• Task statement:
Please rewrite the listing below with "fc1" renamed to "chart1" everywhere it occurs, leaving every other character unchanged.

• Supplied material:
* * * * * * *
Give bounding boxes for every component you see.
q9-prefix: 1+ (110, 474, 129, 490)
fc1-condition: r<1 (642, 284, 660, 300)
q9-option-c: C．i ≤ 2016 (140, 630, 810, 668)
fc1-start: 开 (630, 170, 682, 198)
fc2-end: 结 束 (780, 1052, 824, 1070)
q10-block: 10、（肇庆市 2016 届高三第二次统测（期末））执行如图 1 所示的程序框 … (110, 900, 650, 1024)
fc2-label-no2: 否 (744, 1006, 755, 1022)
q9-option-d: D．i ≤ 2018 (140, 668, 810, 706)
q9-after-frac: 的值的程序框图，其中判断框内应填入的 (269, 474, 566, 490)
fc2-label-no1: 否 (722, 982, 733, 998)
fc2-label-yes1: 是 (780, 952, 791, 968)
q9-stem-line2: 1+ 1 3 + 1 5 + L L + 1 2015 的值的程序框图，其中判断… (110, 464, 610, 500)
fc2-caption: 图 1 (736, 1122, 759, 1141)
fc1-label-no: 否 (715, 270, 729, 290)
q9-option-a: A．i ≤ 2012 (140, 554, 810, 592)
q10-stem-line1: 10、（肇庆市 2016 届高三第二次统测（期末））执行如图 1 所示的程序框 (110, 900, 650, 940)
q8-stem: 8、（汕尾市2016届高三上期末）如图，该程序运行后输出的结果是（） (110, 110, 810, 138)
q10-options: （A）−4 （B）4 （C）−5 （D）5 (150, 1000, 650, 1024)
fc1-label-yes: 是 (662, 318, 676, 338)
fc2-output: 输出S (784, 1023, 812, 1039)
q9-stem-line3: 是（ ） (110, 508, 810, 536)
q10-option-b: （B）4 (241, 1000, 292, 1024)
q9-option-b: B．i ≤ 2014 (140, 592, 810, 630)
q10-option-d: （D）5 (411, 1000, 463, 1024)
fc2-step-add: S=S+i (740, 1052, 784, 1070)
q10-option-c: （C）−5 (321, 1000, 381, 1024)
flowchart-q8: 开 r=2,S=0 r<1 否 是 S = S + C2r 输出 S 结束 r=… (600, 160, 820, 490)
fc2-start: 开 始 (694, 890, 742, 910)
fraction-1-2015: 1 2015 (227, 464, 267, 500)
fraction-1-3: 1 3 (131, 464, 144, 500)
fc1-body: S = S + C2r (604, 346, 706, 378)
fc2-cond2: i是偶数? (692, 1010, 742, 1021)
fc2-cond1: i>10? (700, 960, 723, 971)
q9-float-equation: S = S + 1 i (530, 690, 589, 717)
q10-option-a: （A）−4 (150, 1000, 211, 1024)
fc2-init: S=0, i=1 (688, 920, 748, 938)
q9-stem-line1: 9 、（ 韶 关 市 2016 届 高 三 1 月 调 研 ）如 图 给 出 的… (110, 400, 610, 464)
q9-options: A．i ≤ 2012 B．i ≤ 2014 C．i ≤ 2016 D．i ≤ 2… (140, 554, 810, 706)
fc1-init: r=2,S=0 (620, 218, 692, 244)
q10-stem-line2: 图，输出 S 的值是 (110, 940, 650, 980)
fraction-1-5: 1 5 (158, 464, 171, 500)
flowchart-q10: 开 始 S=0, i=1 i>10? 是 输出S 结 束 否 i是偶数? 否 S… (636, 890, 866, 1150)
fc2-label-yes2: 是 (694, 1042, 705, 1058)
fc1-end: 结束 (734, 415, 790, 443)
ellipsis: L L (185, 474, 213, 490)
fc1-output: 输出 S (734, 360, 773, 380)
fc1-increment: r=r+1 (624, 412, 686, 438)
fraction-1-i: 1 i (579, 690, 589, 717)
* * * * * * *
• Solved exercise:
Give bounding boxes for every component you see.
q9-prefix: 1+ (110, 474, 129, 490)
chart1-condition: r<1 (642, 284, 660, 300)
q9-option-c: C．i ≤ 2016 (140, 630, 810, 668)
chart1-start: 开 (630, 170, 682, 198)
fc2-end: 结 束 (780, 1052, 824, 1070)
q10-block: 10、（肇庆市 2016 届高三第二次统测（期末））执行如图 1 所示的程序框 … (110, 900, 650, 1024)
fc2-label-no2: 否 (744, 1006, 755, 1022)
q9-option-d: D．i ≤ 2018 (140, 668, 810, 706)
q9-after-frac: 的值的程序框图，其中判断框内应填入的 (269, 474, 566, 490)
fc2-label-no1: 否 (722, 982, 733, 998)
fc2-label-yes1: 是 (780, 952, 791, 968)
q9-stem-line2: 1+ 1 3 + 1 5 + L L + 1 2015 的值的程序框图，其中判断… (110, 464, 610, 500)
fc2-caption: 图 1 (736, 1122, 759, 1141)
chart1-label-no: 否 (715, 270, 729, 290)
q9-option-a: A．i ≤ 2012 (140, 554, 810, 592)
q10-stem-line1: 10、（肇庆市 2016 届高三第二次统测（期末））执行如图 1 所示的程序框 (110, 900, 650, 940)
q8-stem: 8、（汕尾市2016届高三上期末）如图，该程序运行后输出的结果是（） (110, 110, 810, 138)
q10-options: （A）−4 （B）4 （C）−5 （D）5 (150, 1000, 650, 1024)
chart1-label-yes: 是 (662, 318, 676, 338)
fc2-output: 输出S (784, 1023, 812, 1039)
q9-stem-line3: 是（ ） (110, 508, 810, 536)
q10-option-b: （B）4 (241, 1000, 292, 1024)
q9-option-b: B．i ≤ 2014 (140, 592, 810, 630)
q10-option-d: （D）5 (411, 1000, 463, 1024)
fc2-step-add: S=S+i (740, 1052, 784, 1070)
q10-option-c: （C）−5 (321, 1000, 381, 1024)
flowchart-q8: 开 r=2,S=0 r<1 否 是 S = S + C2r 输出 S 结束 r=… (600, 160, 820, 490)
fc2-start: 开 始 (694, 890, 742, 910)
fraction-1-2015: 1 2015 (227, 464, 267, 500)
fraction-1-3: 1 3 (131, 464, 144, 500)
chart1-body: S = S + C2r (604, 346, 706, 378)
fc2-cond2: i是偶数? (692, 1010, 742, 1021)
fc2-cond1: i>10? (700, 960, 723, 971)
q9-float-equation: S = S + 1 i (530, 690, 589, 717)
q10-option-a: （A）−4 (150, 1000, 211, 1024)
fc2-init: S=0, i=1 (688, 920, 748, 938)
q9-stem-line1: 9 、（ 韶 关 市 2016 届 高 三 1 月 调 研 ）如 图 给 出 的… (110, 400, 610, 464)
q9-options: A．i ≤ 2012 B．i ≤ 2014 C．i ≤ 2016 D．i ≤ 2… (140, 554, 810, 706)
chart1-init: r=2,S=0 (620, 218, 692, 244)
q10-stem-line2: 图，输出 S 的值是 (110, 940, 650, 980)
fraction-1-5: 1 5 (158, 464, 171, 500)
flowchart-q10: 开 始 S=0, i=1 i>10? 是 输出S 结 束 否 i是偶数? 否 S… (636, 890, 866, 1150)
fc2-label-yes2: 是 (694, 1042, 705, 1058)
chart1-end: 结束 (734, 415, 790, 443)
ellipsis: L L (185, 474, 213, 490)
chart1-output: 输出 S (734, 360, 773, 380)
chart1-increment: r=r+1 (624, 412, 686, 438)
fraction-1-i: 1 i (579, 690, 589, 717)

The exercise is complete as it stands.